Wall Street closes stellar quarter on up note
Stocks closed their strongest quarter in more than two years on a positive note on Friday, led by recently underperforming sectors, including energy and health care.
Despite falling six out of the last nine sessions, the S&P 500 gained 12 percent in the first quarter, its best start of the year since 1998 and the best overall quarter since the third quarter of 2009. The broad-market average sits just off four-year highs.
Apple shares, down 1.7 percent at $599.55, ranked among the day's losers and reined in the Nasdaq. Still, the iPhone maker's stock soared 48 percent this quarter to close with a market capitalization of $558.9 billion.
Investors flocked Friday to consumer-oriented shares after data showed U.S. consumer spending rose by the most in seven months in February, though personal income rose only modestly.
The S&P consumer staples sector index <.GSPS> rose 0.65 percent in Friday's session.
The S&P health-care sector index <.GSPA>, up a relatively low 8.4 percent in the quarter, gained 0.75 percent on Friday.
Recently battered energy shares also rose, with the PHLX oil service sector index <.OSX> up 1.7 percent for the day. For the quarter, the oil service sector index jumped 10.1 percent.
The S&P technology sector index <.GSPT>, up 21.1 percent this quarter, was the only one among the S&P's top 10 sectors to trade lower for the day. The index was off 0.36 percent.

* _Given task 1_
In the market report, rewrite the passage from "Despite falling six" to "off four-year highs.", putting "benchmark index" in place of "broad-market average".
* _Given task 2_
Condense the paragraph of the market report beginning "Apple shares, down 1.7 percent" into a short bulleted list that keeps its main facts.
The records that come next are not required.

* _Entries supplied_
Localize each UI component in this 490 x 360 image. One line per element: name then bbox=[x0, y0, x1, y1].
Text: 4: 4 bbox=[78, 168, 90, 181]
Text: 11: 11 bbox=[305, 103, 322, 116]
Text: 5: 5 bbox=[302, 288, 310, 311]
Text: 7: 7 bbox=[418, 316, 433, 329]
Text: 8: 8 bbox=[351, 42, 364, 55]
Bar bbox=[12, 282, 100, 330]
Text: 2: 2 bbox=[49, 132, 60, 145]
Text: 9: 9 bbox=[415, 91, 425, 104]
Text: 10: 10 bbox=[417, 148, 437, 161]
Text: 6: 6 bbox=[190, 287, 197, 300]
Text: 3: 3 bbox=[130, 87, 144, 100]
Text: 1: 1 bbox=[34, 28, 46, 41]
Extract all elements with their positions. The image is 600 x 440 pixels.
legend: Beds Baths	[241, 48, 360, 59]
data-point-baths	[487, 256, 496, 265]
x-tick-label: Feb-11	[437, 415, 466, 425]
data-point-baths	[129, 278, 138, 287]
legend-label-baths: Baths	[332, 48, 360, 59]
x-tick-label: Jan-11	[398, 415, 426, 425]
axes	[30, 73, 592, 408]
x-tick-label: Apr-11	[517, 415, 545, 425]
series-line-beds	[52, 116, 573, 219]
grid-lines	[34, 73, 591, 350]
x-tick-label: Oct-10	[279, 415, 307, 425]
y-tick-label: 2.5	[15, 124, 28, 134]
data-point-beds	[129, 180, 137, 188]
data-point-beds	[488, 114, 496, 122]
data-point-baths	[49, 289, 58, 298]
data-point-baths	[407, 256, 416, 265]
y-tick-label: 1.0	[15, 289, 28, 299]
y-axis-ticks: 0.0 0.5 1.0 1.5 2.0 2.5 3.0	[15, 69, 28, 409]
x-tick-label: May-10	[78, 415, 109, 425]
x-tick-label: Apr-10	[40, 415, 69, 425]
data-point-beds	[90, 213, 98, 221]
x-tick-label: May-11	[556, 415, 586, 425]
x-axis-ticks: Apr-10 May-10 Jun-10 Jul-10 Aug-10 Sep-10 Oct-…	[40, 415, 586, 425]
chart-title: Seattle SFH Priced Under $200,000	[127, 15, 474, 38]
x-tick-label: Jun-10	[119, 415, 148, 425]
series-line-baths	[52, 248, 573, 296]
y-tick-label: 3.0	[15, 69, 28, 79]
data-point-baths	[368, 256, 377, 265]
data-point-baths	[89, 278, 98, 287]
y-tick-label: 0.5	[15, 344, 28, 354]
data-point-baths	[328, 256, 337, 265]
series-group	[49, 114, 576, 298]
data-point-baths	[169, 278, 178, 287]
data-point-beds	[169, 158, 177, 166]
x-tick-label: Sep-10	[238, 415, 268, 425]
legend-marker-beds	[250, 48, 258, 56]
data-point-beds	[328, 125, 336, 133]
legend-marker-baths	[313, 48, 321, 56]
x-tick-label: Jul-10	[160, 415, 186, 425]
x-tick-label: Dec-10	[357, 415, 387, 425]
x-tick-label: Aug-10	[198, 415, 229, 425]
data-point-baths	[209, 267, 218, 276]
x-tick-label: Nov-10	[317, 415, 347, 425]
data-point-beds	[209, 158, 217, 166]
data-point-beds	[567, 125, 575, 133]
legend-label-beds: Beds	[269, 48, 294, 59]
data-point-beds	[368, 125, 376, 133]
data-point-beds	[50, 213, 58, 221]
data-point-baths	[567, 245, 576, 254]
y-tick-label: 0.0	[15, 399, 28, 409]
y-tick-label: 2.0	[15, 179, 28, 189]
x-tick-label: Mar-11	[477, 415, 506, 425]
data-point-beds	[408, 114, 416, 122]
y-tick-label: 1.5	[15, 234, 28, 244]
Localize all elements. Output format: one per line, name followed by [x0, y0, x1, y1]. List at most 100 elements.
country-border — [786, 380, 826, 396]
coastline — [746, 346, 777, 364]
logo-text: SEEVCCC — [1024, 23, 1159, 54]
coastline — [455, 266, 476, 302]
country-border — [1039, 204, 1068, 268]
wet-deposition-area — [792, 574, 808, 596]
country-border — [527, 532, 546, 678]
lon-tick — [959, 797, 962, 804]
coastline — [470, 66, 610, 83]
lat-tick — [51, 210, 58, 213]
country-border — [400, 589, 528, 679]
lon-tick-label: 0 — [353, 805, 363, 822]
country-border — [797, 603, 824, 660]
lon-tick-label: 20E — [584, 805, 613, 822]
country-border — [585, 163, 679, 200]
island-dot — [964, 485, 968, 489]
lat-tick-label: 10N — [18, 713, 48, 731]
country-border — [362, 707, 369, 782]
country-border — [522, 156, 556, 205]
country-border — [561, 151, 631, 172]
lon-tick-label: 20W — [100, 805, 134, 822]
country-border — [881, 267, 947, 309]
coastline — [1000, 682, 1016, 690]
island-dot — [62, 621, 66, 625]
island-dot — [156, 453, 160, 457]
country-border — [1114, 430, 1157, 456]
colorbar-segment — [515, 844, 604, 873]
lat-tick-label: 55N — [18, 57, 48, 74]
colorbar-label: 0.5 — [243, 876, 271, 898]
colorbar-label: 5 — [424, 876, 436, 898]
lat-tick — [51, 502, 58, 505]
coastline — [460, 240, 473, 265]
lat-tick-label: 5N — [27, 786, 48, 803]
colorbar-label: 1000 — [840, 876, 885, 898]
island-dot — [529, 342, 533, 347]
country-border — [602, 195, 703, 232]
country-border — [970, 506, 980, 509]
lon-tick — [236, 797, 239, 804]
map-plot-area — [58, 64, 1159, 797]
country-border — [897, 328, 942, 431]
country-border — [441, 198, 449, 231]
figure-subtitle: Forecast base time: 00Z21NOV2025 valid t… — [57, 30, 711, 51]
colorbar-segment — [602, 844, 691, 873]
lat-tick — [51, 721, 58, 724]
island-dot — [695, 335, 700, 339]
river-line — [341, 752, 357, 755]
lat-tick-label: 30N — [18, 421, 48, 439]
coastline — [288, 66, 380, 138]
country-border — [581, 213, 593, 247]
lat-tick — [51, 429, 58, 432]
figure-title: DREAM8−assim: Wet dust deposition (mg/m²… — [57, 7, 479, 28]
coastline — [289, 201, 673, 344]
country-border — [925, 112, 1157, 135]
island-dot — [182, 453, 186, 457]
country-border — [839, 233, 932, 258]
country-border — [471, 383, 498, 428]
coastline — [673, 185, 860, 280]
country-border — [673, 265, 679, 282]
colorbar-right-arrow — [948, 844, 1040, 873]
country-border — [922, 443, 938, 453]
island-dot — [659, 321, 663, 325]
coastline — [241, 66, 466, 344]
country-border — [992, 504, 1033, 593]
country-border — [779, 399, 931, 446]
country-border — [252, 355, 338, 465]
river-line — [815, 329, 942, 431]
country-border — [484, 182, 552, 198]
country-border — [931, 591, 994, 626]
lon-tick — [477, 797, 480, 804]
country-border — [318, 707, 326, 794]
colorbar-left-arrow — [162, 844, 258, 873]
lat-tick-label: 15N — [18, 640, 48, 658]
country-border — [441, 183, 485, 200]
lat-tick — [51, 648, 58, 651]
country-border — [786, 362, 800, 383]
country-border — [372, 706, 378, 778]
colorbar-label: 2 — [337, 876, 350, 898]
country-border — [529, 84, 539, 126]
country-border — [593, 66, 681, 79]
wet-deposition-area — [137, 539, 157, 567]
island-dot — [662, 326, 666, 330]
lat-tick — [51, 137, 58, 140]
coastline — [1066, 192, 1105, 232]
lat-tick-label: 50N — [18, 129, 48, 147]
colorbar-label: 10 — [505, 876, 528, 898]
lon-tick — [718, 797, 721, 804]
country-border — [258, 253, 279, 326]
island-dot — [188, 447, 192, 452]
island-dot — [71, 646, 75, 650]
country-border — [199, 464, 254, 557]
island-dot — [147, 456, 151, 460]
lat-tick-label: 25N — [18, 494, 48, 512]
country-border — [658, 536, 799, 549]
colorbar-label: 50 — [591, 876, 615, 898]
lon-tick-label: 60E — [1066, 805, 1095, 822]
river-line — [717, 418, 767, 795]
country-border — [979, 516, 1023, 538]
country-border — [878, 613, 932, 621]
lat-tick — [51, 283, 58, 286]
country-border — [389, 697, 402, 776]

* _Complete response 1_
Despite falling six out of the last nine sessions, the S&P 500 gained 12 percent in the first quarter, its best start of the year since 1998 and the best overall quarter since the third quarter of 2009. The benchmark index sits just off four-year highs.

* _Complete response 2_
- Apple shares fell 1.7 percent to $599.55, ranking among the day's losers and holding back the Nasdaq.
- The stock rose 48 percent over the quarter.
- It ended the quarter with a market capitalization of $558.9 billion.